## Task details
Examine each line of the data. Copy those that contain the string "grid".
** Start Dataset records **
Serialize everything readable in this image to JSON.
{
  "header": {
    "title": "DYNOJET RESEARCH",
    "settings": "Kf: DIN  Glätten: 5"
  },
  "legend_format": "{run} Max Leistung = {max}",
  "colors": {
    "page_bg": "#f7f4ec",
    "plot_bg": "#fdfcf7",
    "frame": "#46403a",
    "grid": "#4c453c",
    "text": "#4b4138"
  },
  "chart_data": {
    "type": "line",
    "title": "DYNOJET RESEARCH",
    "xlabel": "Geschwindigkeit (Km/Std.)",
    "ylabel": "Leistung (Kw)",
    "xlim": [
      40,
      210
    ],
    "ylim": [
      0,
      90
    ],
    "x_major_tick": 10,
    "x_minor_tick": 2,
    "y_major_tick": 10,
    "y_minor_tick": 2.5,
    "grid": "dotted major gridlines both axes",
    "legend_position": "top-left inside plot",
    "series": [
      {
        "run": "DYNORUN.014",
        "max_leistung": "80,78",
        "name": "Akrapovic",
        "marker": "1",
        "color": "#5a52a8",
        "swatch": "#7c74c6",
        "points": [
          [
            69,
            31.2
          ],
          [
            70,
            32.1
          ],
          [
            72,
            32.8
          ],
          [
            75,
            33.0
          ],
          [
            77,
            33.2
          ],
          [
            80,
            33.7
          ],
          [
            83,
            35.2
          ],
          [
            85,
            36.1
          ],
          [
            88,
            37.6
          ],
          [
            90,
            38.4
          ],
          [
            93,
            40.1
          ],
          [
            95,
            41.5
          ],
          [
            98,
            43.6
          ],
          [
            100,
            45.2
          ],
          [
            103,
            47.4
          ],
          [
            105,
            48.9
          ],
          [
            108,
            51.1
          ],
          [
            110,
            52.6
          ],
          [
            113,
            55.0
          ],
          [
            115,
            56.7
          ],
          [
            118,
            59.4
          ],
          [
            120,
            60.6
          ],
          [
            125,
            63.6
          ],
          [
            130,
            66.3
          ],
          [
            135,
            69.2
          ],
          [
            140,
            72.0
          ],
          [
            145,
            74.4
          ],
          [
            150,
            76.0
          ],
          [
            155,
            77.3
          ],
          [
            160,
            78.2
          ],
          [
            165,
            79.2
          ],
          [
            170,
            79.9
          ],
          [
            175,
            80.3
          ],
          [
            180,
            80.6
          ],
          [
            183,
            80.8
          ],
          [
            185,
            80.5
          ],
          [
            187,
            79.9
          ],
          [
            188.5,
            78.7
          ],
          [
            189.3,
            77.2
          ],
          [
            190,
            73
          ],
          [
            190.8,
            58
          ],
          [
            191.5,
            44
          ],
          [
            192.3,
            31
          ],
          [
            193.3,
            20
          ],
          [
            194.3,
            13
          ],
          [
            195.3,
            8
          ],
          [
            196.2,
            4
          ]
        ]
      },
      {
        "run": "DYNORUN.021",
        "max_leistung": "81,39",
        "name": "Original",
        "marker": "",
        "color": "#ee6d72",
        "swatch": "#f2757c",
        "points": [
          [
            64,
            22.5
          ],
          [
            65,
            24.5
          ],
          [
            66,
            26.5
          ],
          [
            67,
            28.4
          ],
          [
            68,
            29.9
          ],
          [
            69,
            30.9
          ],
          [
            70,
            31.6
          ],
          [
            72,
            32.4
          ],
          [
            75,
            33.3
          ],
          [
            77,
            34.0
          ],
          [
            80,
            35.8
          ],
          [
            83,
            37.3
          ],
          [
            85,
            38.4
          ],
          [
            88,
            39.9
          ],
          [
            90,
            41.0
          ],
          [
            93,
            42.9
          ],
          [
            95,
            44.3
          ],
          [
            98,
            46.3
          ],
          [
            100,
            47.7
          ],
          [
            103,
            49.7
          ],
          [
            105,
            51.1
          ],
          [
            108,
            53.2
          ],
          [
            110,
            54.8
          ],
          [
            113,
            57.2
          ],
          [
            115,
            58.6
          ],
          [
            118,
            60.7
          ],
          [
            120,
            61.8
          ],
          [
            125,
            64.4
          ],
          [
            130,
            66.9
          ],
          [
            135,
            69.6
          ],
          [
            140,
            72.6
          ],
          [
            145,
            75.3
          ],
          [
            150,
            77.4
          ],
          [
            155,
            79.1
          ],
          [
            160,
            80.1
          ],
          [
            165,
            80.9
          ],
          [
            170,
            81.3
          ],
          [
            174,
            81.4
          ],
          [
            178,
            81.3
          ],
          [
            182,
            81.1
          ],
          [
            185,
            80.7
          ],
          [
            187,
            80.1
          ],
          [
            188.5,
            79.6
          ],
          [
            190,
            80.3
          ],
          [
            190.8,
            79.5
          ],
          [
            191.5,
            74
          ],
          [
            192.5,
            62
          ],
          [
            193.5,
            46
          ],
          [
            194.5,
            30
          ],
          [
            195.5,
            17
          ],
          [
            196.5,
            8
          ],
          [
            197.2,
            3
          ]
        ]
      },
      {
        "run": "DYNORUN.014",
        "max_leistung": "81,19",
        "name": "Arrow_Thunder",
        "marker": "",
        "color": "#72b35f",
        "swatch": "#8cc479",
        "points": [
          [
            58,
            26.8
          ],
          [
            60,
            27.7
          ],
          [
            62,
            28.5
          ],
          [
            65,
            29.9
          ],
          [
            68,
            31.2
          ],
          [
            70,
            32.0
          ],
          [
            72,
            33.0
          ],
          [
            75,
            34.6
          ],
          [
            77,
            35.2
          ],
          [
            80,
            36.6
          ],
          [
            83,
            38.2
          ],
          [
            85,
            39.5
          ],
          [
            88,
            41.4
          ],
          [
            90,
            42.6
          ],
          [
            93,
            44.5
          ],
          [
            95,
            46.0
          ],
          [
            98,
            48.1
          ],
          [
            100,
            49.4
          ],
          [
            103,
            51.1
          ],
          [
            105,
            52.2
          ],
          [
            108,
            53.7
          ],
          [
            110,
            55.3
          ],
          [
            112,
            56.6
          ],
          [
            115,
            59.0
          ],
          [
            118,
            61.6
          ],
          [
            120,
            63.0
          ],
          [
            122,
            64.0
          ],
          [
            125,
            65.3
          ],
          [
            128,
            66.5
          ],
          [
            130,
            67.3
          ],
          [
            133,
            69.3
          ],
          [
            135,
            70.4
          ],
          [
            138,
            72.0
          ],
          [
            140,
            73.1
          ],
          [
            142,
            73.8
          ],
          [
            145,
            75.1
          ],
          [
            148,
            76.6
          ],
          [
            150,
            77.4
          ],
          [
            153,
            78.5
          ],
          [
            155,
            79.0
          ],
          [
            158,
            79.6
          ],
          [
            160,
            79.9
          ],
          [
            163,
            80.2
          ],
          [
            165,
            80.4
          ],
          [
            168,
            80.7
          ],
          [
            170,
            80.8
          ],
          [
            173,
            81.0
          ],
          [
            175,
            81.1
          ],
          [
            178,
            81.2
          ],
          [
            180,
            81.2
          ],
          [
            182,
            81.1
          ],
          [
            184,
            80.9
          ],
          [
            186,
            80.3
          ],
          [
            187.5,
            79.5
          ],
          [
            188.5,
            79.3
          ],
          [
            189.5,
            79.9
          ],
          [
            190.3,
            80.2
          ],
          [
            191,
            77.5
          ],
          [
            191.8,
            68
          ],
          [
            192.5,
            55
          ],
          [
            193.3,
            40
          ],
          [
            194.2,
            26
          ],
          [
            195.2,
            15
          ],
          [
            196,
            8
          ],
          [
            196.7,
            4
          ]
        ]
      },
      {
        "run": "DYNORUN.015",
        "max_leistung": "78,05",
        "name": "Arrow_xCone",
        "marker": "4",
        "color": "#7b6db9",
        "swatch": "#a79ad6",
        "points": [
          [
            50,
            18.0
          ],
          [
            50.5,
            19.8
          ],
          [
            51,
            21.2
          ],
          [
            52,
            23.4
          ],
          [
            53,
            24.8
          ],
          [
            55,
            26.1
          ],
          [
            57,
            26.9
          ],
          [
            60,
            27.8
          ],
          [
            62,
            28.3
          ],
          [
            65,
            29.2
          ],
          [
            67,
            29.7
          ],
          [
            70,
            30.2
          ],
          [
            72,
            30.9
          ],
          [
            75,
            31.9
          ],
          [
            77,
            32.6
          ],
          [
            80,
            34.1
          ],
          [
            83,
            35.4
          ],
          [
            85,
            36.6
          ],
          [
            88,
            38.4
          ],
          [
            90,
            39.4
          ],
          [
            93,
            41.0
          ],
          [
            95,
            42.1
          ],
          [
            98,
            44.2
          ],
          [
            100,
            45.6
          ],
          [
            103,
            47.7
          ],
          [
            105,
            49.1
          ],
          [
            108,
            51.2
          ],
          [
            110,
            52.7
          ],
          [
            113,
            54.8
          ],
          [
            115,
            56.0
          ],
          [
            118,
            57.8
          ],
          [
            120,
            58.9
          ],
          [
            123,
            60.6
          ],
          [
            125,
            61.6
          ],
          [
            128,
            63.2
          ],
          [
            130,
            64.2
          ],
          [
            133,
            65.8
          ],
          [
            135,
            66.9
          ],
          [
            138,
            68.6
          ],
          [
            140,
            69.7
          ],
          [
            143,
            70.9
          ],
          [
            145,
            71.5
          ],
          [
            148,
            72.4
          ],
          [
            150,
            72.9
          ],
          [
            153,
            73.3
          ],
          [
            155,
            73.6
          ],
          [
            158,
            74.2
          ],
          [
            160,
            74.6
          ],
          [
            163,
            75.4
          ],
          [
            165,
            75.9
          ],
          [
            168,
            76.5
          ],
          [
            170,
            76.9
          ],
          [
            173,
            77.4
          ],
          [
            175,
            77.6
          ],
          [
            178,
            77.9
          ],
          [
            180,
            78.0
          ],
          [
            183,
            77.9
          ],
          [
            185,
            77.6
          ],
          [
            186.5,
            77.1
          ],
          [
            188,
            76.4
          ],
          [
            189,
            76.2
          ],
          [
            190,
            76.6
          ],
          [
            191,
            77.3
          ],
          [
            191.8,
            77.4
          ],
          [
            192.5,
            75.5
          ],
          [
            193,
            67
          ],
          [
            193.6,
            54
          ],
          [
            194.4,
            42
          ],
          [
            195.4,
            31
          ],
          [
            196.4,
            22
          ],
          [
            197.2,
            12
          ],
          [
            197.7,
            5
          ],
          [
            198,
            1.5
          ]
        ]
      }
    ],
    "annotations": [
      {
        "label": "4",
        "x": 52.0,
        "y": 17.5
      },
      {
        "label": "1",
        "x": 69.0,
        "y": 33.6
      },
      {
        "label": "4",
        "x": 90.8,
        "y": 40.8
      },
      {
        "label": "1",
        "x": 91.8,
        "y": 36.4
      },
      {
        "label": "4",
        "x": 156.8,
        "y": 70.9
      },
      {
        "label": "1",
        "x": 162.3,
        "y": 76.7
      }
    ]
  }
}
** End Dataset records **
## Exercise solution
    "grid": "#4c453c",
    "grid": "dotted major gridlines both axes",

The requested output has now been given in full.